**Extract provided:**
○ ○ ○

Well, if your answer to the question in the title is yes, you better skip this article and contact us immediately for a gigantic bonus. For the rest of us here is something interesting about the not so clear future.
Running a small business requires a focus on the present daily operations. With time restraints looking ahead becomes difficult. However, in order to succeed you need to know what’s ahead to better plan and avert danger. The 21st century presents plenty of changes that will impact small businesses in the future.
A staggering number of documents are available about the future that this century will bring to the world of small businesses, ranging from scientific researches to earth shaking prophecies.
How can you decide who to listen to?
We at London BBD like to scan the horizon and listen to a diverse array of prophets and scientists predicting our future. But what we really love to do is to revisit their predictions and see how unfolding realities correspond withe their forecasts.
The Intuit 2020 Report is one of the trend reports we’ve kept an eye on. The report was published last year and looked at the trends and forces affecting consumers and small businesses, and those who serve them, over the coming decade.
The changes we’ve experienced in our extremely volatile world since the report was issued largely support the report’s observations with which this document brings value to small business owners and operators.
Twenty trends in the 21st Century
The report identifies 20 demographic, social and technology trends that will shape the decade between 2010 and 2020. Here is a brief look at them…
Age, culture and gender will blur the lines if influence over the next decade, changing the face of small business and consumers across global markets.
1. Digitally Savvy Kids Grow Up and Change Everything
Gen Y will mature, continuing to be quick adopters of new technology, with focus on careers, families, home ownership and high-tech living. Gen Z will enter their teen years, natively fluent in both mobile and social platforms, as the global grid is their toy, their inspiration and their education.

○ ○ ○

**Required task a:**
From the article on small business trends, reproduce the passage starting at "Running a small" and ending at "in the future.".

○ ○ ○

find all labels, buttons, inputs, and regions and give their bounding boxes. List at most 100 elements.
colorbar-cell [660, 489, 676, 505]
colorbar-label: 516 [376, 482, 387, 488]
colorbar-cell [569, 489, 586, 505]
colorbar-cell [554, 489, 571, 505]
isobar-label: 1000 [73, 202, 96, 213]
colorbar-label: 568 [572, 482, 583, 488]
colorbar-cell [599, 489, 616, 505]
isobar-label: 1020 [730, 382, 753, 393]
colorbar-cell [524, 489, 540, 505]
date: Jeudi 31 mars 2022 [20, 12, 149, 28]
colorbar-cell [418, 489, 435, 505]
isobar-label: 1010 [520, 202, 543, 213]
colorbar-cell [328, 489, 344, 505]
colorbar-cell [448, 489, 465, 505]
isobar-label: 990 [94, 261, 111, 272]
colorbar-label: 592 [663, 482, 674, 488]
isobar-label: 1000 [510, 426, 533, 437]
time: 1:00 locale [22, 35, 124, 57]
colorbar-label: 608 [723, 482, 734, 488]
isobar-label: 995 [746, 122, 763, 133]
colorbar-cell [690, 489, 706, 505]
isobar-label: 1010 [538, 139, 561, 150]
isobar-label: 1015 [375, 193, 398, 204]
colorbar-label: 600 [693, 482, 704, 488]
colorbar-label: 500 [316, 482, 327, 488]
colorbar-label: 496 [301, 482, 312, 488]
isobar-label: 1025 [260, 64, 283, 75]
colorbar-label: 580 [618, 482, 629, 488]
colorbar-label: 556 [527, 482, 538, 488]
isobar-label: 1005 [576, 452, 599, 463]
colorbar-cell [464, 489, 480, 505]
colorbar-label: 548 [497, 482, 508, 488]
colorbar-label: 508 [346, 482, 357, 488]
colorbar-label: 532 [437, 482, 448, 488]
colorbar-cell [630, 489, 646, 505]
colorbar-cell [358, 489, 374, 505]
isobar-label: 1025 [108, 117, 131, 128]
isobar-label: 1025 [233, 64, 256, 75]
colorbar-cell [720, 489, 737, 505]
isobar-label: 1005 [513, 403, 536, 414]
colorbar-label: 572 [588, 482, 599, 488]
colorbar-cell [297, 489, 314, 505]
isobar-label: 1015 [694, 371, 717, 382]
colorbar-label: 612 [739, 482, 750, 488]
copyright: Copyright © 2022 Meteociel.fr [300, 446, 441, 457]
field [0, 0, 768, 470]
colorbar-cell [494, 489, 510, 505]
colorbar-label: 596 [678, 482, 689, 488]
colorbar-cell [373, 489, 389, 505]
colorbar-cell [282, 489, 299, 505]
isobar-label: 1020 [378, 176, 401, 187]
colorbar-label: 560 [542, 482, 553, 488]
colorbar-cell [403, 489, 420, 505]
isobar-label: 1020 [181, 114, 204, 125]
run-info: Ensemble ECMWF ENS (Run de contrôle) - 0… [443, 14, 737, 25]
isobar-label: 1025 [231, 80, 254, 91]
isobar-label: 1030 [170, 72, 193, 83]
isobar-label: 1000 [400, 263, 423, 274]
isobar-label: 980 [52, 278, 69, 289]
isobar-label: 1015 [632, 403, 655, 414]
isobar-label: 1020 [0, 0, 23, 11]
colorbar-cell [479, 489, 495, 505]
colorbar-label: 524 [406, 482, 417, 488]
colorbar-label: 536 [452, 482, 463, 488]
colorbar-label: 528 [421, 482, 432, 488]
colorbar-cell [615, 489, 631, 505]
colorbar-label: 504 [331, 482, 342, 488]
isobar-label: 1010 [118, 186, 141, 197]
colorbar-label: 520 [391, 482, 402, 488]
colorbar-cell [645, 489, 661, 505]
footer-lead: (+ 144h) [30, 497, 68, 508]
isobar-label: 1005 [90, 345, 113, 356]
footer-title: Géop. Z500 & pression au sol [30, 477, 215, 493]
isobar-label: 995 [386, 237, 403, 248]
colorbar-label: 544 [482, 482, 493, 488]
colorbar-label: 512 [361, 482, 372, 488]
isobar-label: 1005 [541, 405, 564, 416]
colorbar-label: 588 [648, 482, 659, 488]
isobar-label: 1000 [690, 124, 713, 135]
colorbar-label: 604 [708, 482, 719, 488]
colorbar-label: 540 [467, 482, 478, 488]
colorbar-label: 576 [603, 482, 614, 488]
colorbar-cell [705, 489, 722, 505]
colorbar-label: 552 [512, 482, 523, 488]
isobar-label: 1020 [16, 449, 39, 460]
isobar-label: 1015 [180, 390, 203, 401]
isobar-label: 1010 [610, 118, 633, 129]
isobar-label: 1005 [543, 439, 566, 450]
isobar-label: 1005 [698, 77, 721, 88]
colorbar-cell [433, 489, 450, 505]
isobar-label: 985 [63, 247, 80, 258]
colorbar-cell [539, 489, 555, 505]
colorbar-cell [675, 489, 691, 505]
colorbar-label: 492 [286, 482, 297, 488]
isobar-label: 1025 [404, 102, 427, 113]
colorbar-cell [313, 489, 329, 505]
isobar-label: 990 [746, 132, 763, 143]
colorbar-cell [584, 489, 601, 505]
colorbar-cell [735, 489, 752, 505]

○ ○ ○

**Required task b:**
Transcribe the lines of the records starting at the first line and ending at the line containing "colorbar-cell [524, 489, 540, 505]", both included.

**Correct result a:**
Running a small business requires a focus on the present daily operations. With time restraints looking ahead becomes difficult. However, in order to succeed you need to know what’s ahead to better plan and avert danger. The 21st century presents plenty of changes that will impact small businesses in the future.

**Correct result b:**
find all labels, buttons, inputs, and regions and give their bounding boxes. List at most 100 elements.
colorbar-cell [660, 489, 676, 505]
colorbar-label: 516 [376, 482, 387, 488]
colorbar-cell [569, 489, 586, 505]
colorbar-cell [554, 489, 571, 505]
isobar-label: 1000 [73, 202, 96, 213]
colorbar-label: 568 [572, 482, 583, 488]
colorbar-cell [599, 489, 616, 505]
isobar-label: 1020 [730, 382, 753, 393]
colorbar-cell [524, 489, 540, 505]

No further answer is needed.